Below are the records. Gather each line that holds "cette".

━━━ Records for the exercise

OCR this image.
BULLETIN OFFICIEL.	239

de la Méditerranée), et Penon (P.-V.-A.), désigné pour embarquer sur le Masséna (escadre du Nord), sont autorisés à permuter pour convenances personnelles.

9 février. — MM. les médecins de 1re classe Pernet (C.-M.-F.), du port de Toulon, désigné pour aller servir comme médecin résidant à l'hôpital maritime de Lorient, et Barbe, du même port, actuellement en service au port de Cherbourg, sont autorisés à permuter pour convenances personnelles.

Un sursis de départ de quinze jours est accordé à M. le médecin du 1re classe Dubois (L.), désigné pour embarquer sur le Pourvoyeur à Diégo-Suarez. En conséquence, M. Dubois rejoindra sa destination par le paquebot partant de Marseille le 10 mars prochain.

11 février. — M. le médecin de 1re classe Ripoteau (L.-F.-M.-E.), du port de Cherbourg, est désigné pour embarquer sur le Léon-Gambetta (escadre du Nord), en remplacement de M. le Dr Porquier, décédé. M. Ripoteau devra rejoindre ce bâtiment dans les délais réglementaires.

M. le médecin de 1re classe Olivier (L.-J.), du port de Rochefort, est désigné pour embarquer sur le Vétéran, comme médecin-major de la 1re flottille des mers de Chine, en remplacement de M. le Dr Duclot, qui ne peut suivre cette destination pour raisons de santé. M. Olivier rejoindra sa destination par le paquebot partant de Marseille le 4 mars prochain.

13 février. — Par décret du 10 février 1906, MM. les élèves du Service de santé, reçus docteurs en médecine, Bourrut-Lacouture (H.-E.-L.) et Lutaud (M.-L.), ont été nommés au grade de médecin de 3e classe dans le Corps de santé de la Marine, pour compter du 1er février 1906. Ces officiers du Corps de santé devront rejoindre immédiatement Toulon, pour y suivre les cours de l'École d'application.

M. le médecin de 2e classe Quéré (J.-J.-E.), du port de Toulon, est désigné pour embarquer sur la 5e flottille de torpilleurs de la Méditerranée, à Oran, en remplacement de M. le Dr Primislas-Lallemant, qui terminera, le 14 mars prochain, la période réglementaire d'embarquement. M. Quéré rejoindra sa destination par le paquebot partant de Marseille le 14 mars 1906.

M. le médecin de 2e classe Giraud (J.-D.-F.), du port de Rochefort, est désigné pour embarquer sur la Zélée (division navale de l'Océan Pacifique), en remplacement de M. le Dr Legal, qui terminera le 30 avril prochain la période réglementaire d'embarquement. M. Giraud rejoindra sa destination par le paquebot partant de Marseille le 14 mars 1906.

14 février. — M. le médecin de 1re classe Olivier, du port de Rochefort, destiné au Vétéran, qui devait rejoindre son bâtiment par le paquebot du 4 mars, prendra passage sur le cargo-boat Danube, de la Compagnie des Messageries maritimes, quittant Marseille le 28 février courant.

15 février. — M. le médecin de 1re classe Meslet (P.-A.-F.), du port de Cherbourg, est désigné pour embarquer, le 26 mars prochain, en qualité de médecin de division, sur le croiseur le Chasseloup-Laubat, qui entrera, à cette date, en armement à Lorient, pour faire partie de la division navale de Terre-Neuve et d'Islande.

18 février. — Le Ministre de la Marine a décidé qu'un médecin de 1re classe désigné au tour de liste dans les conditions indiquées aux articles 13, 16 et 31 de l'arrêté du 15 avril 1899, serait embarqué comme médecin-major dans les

━━━━━━

Reply to the exercise:
M. le médecin de 1re classe Olivier (L.-J.), du port de Rochefort, est désigné pour embarquer sur le Vétéran, comme médecin-major de la 1re flottille des mers de Chine, en remplacement de M. le Dr Duclot, qui ne peut suivre cette destination pour raisons de santé. M. Olivier rejoindra sa destination par le paquebot partant de Marseille le 4 mars prochain.
15 février. — M. le médecin de 1re classe Meslet (P.-A.-F.), du port de Cherbourg, est désigné pour embarquer, le 26 mars prochain, en qualité de médecin de division, sur le croiseur le Chasseloup-Laubat, qui entrera, à cette date, en armement à Lorient, pour faire partie de la division navale de Terre-Neuve et d'Islande.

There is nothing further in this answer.